Using the material below, copy every line where "Linear" appears.

=== Provided entries ===

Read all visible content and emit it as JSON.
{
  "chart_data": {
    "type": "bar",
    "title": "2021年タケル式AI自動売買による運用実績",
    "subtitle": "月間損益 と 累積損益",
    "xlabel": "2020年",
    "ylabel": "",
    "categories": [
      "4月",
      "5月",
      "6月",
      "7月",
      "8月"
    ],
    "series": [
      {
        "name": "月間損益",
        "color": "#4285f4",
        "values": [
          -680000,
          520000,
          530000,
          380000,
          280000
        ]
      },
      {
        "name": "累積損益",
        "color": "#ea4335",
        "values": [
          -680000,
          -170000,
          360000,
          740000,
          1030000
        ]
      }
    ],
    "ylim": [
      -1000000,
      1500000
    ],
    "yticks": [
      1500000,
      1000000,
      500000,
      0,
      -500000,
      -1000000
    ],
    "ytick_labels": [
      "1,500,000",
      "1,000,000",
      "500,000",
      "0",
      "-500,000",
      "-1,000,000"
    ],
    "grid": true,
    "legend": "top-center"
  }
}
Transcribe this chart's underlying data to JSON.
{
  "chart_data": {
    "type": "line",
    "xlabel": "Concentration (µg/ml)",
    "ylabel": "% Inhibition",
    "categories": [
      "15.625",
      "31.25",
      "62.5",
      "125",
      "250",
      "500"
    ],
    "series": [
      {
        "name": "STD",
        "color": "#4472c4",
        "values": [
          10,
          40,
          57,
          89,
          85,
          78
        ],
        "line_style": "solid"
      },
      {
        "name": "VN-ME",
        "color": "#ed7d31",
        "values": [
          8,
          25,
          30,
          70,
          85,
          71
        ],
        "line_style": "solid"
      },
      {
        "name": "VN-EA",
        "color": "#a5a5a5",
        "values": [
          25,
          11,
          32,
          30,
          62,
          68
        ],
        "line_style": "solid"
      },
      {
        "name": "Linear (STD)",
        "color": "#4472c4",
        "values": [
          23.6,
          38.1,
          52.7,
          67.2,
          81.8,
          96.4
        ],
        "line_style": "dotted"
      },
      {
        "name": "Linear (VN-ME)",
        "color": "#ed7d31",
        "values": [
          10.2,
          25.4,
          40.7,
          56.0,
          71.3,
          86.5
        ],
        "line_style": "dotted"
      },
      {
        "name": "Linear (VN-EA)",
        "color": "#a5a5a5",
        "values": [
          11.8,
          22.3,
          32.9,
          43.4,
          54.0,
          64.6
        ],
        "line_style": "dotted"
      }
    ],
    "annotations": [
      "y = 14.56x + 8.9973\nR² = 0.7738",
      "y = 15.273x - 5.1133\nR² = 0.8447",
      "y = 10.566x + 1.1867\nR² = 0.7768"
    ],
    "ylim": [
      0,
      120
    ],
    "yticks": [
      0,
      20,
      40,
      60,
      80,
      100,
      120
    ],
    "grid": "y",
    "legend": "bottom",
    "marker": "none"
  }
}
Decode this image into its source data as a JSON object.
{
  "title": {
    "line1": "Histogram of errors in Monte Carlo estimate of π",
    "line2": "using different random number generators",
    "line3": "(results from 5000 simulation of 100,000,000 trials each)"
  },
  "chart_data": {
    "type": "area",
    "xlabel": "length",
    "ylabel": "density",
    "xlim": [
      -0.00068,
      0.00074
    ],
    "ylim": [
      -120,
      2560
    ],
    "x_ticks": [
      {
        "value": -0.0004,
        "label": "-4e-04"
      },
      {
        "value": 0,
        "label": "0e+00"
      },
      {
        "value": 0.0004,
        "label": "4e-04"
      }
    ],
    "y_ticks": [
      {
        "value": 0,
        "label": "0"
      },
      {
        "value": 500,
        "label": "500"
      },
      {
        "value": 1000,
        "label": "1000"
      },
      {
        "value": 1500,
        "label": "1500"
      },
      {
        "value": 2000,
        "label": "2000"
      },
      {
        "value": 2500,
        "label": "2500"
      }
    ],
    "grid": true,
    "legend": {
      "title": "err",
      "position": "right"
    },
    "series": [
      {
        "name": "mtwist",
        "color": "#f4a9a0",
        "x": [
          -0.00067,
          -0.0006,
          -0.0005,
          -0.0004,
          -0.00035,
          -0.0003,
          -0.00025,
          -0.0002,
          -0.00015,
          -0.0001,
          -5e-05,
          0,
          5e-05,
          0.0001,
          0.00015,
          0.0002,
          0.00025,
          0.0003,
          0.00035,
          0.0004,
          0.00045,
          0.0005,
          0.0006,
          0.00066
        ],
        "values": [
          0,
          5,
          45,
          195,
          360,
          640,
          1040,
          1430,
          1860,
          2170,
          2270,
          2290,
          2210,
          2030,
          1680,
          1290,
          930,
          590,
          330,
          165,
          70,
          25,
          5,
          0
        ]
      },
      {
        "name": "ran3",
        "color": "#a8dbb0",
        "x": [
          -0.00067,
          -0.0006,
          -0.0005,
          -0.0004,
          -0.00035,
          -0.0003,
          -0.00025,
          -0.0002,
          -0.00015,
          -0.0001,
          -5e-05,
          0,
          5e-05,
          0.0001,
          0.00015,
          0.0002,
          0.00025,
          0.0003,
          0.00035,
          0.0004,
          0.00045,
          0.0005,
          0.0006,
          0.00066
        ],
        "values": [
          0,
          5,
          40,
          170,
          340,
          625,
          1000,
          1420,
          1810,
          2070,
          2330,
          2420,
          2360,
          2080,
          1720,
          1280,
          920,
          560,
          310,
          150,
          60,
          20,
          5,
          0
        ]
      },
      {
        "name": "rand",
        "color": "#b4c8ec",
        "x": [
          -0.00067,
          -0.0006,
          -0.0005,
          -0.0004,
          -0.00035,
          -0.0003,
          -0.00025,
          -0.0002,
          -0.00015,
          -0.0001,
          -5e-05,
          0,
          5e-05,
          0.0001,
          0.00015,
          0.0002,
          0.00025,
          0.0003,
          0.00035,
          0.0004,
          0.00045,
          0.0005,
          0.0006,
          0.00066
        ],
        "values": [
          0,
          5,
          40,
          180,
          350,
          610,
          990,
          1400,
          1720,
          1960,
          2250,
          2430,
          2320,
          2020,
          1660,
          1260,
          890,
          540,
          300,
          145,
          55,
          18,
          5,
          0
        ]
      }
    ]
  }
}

===

Final answer ::
        "name": "Linear (STD)",
        "name": "Linear (VN-ME)",
        "name": "Linear (VN-EA)",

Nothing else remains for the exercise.